• Problem description
Can you copy out every line of the records below word for word, leaving out the pictures?

• Element and region data

□ □ □ □

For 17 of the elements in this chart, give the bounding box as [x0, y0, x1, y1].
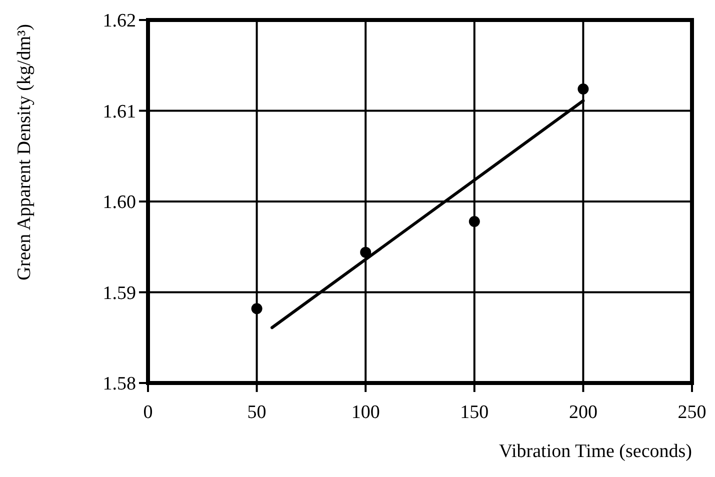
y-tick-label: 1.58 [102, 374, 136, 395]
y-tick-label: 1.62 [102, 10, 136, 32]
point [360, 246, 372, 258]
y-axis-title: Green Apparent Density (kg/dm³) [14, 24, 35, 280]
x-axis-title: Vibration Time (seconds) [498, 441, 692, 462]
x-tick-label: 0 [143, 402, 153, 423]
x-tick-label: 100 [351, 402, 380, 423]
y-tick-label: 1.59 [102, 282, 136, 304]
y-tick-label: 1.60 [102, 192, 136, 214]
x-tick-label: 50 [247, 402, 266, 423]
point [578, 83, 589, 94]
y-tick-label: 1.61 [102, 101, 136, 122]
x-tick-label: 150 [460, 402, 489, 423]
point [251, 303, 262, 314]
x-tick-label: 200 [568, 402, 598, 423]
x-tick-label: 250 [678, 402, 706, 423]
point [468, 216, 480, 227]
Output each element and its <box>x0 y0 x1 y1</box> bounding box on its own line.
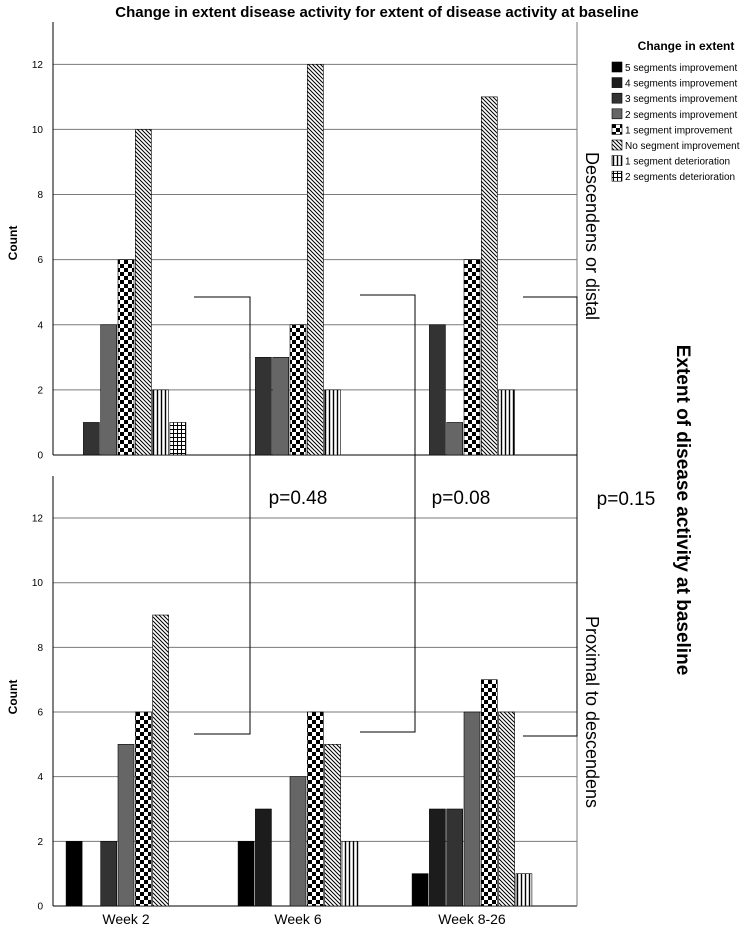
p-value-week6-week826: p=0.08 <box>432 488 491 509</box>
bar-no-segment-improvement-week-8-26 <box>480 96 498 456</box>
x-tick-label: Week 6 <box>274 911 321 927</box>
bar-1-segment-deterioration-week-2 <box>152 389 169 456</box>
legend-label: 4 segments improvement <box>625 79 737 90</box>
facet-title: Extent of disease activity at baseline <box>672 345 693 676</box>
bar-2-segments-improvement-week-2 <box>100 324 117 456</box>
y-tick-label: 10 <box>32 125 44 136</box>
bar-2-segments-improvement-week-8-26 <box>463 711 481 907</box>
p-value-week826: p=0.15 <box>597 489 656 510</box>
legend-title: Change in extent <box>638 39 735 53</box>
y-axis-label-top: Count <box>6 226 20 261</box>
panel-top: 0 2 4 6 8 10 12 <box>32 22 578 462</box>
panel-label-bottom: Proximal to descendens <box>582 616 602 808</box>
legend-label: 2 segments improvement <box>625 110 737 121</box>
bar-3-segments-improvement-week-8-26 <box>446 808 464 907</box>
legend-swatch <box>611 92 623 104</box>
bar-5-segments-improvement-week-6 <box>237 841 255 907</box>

□ □ □ □

• Problem solution
For 17 of the elements in this chart, give the bounding box as [x0, y0, x1, y1].
y-tick-label: 1.58 [102, 374, 136, 395]
y-tick-label: 1.62 [102, 10, 136, 32]
point [360, 246, 372, 258]
y-axis-title: Green Apparent Density (kg/dm³) [14, 24, 35, 280]
x-axis-title: Vibration Time (seconds) [498, 441, 692, 462]
x-tick-label: 0 [143, 402, 153, 423]
x-tick-label: 100 [351, 402, 380, 423]
y-tick-label: 1.59 [102, 282, 136, 304]
y-tick-label: 1.60 [102, 192, 136, 214]
x-tick-label: 50 [247, 402, 266, 423]
point [578, 83, 589, 94]
y-tick-label: 1.61 [102, 101, 136, 122]
x-tick-label: 150 [460, 402, 489, 423]
point [251, 303, 262, 314]
x-tick-label: 200 [568, 402, 598, 423]
x-tick-label: 250 [678, 402, 706, 423]
point [468, 216, 480, 227]
Output each element and its <box>x0 y0 x1 y1</box> bounding box on its own line.
p-value-week6-week826: p=0.08 <box>432 488 491 509</box>
bar-no-segment-improvement-week-8-26 <box>480 96 498 456</box>
x-tick-label: Week 6 <box>274 911 321 927</box>
bar-1-segment-deterioration-week-2 <box>152 389 169 456</box>
legend-label: 4 segments improvement <box>625 79 737 90</box>
facet-title: Extent of disease activity at baseline <box>672 345 693 676</box>
bar-2-segments-improvement-week-2 <box>100 324 117 456</box>
y-tick-label: 10 <box>32 125 44 136</box>
bar-2-segments-improvement-week-8-26 <box>463 711 481 907</box>
p-value-week826: p=0.15 <box>597 489 656 510</box>
legend-title: Change in extent <box>638 39 735 53</box>
y-axis-label-top: Count <box>6 226 20 261</box>
panel-top: 0 2 4 6 8 10 12 <box>32 22 578 462</box>
panel-label-bottom: Proximal to descendens <box>582 616 602 808</box>
legend-label: 2 segments improvement <box>625 110 737 121</box>
bar-3-segments-improvement-week-8-26 <box>446 808 464 907</box>
legend-swatch <box>611 92 623 104</box>
bar-5-segments-improvement-week-6 <box>237 841 255 907</box>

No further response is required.